### [GIVEN INSTRUCTION]
Records follow. Select each line holding "that".

-------- DATA SECTION

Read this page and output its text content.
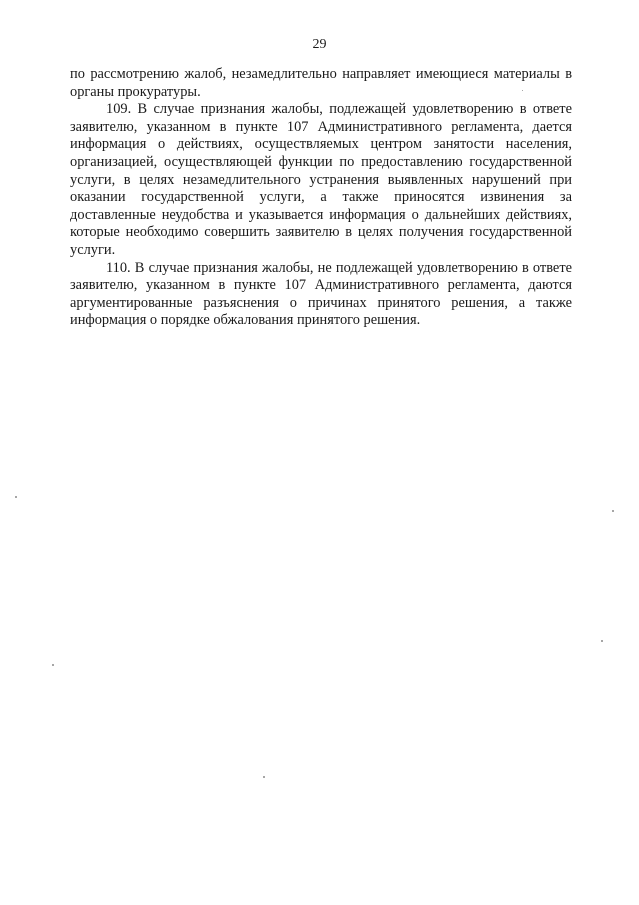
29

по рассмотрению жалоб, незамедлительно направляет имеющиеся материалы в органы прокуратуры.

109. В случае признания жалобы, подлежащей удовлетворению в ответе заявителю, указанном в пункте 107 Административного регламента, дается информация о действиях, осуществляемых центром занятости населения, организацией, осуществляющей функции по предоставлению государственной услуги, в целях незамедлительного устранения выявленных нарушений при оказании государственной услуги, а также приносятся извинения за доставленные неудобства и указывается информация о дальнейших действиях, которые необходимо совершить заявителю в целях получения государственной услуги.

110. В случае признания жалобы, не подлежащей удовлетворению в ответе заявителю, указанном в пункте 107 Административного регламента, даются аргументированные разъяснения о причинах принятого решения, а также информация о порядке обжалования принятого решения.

----------------
-------- DATA SECTION

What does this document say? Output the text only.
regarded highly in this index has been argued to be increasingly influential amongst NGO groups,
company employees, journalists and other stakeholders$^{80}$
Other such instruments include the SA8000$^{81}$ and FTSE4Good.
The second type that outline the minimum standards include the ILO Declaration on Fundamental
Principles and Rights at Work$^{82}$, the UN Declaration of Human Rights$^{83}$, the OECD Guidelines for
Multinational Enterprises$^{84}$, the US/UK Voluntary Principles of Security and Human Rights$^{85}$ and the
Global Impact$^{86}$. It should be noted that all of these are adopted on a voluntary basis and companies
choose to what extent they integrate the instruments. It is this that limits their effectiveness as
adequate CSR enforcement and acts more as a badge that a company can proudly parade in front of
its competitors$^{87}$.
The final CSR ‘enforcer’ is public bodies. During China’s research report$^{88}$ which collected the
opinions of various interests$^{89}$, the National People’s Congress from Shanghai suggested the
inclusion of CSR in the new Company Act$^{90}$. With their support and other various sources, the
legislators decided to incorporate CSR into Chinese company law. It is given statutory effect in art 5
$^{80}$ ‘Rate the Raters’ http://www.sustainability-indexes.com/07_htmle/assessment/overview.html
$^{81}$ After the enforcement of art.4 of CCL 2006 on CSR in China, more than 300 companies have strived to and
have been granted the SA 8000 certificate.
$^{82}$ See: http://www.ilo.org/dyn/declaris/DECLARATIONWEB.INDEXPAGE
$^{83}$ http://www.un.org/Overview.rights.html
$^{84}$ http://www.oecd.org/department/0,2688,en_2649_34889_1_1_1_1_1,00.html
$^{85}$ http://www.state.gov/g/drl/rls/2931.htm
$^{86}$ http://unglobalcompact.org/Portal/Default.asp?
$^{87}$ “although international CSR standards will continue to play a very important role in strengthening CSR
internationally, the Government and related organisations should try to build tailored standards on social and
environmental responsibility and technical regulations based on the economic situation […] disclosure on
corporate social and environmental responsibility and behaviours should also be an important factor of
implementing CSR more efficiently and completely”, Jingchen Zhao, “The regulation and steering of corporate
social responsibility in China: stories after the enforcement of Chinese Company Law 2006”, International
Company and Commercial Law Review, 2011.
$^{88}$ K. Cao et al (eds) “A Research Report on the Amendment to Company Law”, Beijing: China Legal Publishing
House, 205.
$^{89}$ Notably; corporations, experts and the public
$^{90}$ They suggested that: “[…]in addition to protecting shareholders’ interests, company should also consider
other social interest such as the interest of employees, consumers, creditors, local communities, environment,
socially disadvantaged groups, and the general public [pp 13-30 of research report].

----------------
-------- DATA SECTION

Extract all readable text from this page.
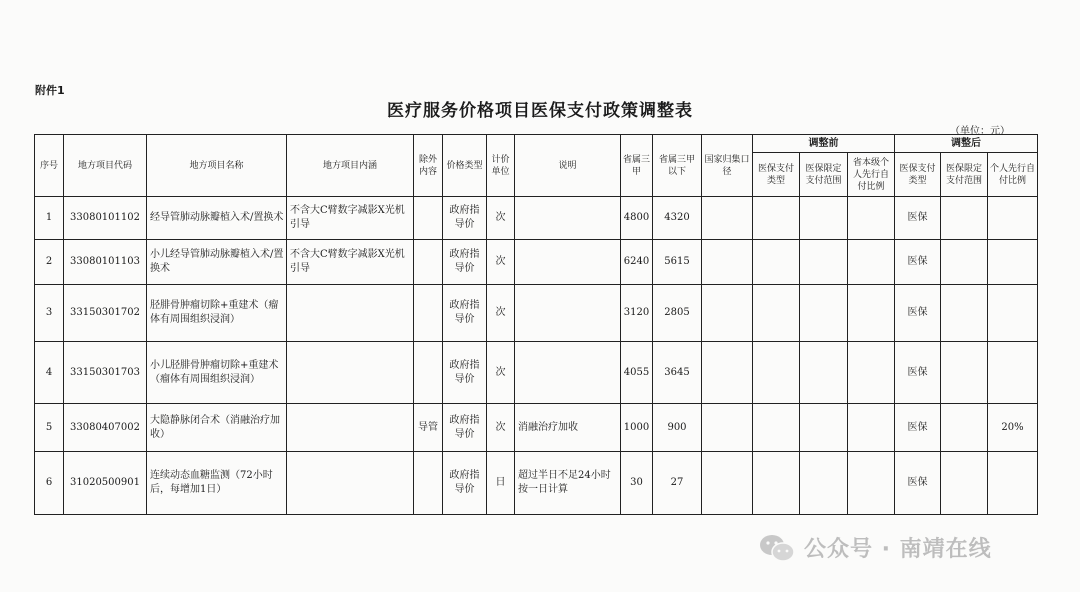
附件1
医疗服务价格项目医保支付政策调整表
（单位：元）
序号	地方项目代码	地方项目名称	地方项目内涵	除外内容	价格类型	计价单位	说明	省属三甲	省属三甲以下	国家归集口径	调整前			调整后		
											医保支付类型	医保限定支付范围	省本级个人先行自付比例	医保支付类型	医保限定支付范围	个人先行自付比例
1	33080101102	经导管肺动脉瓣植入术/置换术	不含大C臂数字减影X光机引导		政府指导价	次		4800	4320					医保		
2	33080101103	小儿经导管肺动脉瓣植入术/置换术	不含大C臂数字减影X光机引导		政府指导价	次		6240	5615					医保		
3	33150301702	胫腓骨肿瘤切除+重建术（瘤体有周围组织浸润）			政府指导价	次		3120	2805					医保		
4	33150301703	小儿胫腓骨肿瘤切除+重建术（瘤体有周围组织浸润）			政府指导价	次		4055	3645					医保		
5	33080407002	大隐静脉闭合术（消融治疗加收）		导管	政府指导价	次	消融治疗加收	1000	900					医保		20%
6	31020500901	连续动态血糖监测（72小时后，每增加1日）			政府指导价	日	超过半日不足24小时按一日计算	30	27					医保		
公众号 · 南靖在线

----------------

### [EXERCISE OUTPUT]
The second type that outline the minimum standards include the ILO Declaration on Fundamental
Global Impact$^{86}$. It should be noted that all of these are adopted on a voluntary basis and companies
choose to what extent they integrate the instruments. It is this that limits their effectiveness as
adequate CSR enforcement and acts more as a badge that a company can proudly parade in front of
$^{90}$ They suggested that: “[…]in addition to protecting shareholders’ interests, company should also consider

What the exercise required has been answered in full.